[WHAT THE EXERCISE ASKS]: Retype the listing that follows, exactly as written.

[RECORDS TO PROCESS]:
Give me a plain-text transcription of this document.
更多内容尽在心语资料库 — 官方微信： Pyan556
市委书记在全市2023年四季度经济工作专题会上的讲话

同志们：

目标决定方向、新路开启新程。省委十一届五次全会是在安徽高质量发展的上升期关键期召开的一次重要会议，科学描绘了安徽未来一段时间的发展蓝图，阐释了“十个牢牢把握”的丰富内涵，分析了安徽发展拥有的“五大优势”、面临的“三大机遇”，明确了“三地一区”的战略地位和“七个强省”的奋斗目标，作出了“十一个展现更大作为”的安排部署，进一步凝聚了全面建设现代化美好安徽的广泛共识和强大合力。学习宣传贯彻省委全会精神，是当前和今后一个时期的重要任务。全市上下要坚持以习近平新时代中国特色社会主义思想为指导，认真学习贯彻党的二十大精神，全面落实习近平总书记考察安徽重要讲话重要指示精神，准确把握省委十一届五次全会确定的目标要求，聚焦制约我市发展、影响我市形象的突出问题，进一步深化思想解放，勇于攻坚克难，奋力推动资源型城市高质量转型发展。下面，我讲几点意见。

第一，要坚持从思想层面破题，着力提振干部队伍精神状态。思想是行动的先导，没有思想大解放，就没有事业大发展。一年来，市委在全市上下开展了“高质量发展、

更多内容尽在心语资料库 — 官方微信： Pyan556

[OUTPUT FOR THIS TASK]:
Give me a plain-text transcription of this document.
更多内容尽在心语资料库 — 官方微信： Pyan556
市委书记在全市2023年四季度经济工作专题会上的讲话

同志们：

目标决定方向、新路开启新程。省委十一届五次全会是在安徽高质量发展的上升期关键期召开的一次重要会议，科学描绘了安徽未来一段时间的发展蓝图，阐释了“十个牢牢把握”的丰富内涵，分析了安徽发展拥有的“五大优势”、面临的“三大机遇”，明确了“三地一区”的战略地位和“七个强省”的奋斗目标，作出了“十一个展现更大作为”的安排部署，进一步凝聚了全面建设现代化美好安徽的广泛共识和强大合力。学习宣传贯彻省委全会精神，是当前和今后一个时期的重要任务。全市上下要坚持以习近平新时代中国特色社会主义思想为指导，认真学习贯彻党的二十大精神，全面落实习近平总书记考察安徽重要讲话重要指示精神，准确把握省委十一届五次全会确定的目标要求，聚焦制约我市发展、影响我市形象的突出问题，进一步深化思想解放，勇于攻坚克难，奋力推动资源型城市高质量转型发展。下面，我讲几点意见。

第一，要坚持从思想层面破题，着力提振干部队伍精神状态。思想是行动的先导，没有思想大解放，就没有事业大发展。一年来，市委在全市上下开展了“高质量发展、

更多内容尽在心语资料库 — 官方微信： Pyan556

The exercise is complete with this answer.